## Written problem:
Search the material below for the string "指导朗读" and extract each line that has it.

## Supplied material:

** begin **

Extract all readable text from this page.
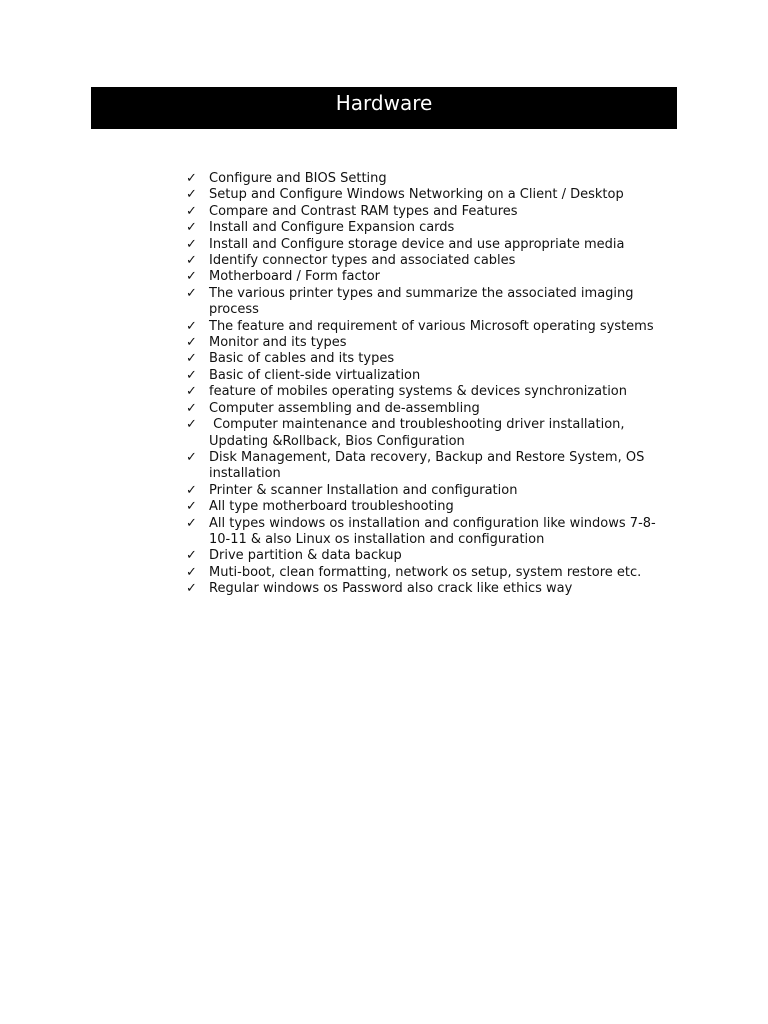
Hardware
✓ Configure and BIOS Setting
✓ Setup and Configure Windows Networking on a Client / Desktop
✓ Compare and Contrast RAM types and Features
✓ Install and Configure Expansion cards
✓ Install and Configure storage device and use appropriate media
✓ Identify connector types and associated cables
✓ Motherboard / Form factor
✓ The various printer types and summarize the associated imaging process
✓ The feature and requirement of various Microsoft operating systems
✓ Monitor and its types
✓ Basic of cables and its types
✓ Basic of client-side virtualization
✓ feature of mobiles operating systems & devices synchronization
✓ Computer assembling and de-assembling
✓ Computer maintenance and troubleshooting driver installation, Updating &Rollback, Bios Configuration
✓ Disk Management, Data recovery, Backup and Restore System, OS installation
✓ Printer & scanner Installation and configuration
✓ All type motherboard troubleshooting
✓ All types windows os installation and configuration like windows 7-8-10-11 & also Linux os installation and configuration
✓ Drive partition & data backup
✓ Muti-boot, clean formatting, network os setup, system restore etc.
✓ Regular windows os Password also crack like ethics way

** end **
** begin **

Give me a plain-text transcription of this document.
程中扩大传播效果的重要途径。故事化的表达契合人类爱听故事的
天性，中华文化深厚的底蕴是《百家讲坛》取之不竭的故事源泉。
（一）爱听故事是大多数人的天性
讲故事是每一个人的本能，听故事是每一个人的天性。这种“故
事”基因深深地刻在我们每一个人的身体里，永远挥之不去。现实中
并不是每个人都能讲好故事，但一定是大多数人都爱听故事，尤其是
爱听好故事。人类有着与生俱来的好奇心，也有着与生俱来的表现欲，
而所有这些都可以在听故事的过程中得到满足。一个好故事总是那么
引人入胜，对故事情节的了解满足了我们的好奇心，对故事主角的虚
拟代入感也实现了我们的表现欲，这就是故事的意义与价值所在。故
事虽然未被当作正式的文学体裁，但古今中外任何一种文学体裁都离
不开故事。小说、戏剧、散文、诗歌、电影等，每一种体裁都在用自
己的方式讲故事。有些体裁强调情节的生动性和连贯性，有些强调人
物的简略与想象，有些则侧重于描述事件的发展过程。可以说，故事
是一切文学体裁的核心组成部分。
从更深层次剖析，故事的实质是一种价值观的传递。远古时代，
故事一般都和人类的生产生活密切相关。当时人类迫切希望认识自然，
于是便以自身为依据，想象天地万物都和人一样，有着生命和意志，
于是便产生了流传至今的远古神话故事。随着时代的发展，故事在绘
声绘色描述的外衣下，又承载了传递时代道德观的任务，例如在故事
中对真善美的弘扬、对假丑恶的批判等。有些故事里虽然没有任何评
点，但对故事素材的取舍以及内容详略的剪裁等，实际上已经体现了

** end **
** begin **

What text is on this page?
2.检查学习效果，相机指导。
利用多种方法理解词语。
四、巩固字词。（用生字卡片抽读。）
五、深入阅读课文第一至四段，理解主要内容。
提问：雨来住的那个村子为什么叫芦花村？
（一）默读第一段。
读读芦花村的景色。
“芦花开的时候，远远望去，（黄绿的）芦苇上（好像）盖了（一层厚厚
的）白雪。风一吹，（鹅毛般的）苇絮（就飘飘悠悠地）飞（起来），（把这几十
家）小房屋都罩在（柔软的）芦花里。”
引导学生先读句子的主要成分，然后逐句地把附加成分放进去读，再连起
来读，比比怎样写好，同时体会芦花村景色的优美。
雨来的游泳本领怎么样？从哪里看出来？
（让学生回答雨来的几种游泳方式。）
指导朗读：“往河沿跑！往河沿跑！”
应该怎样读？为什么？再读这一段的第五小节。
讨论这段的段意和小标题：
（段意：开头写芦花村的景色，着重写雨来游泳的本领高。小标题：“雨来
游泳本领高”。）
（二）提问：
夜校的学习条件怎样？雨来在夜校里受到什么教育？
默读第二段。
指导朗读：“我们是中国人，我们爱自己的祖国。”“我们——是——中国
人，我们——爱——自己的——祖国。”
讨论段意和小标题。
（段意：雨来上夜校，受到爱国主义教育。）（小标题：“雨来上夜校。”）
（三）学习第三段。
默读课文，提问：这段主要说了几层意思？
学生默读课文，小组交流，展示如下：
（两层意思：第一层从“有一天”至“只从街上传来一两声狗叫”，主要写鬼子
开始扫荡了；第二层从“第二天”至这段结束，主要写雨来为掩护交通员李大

** end **

## Response for this exercise:
指导朗读：“往河沿跑！往河沿跑！”
指导朗读：“我们是中国人，我们爱自己的祖国。”“我们——是——中国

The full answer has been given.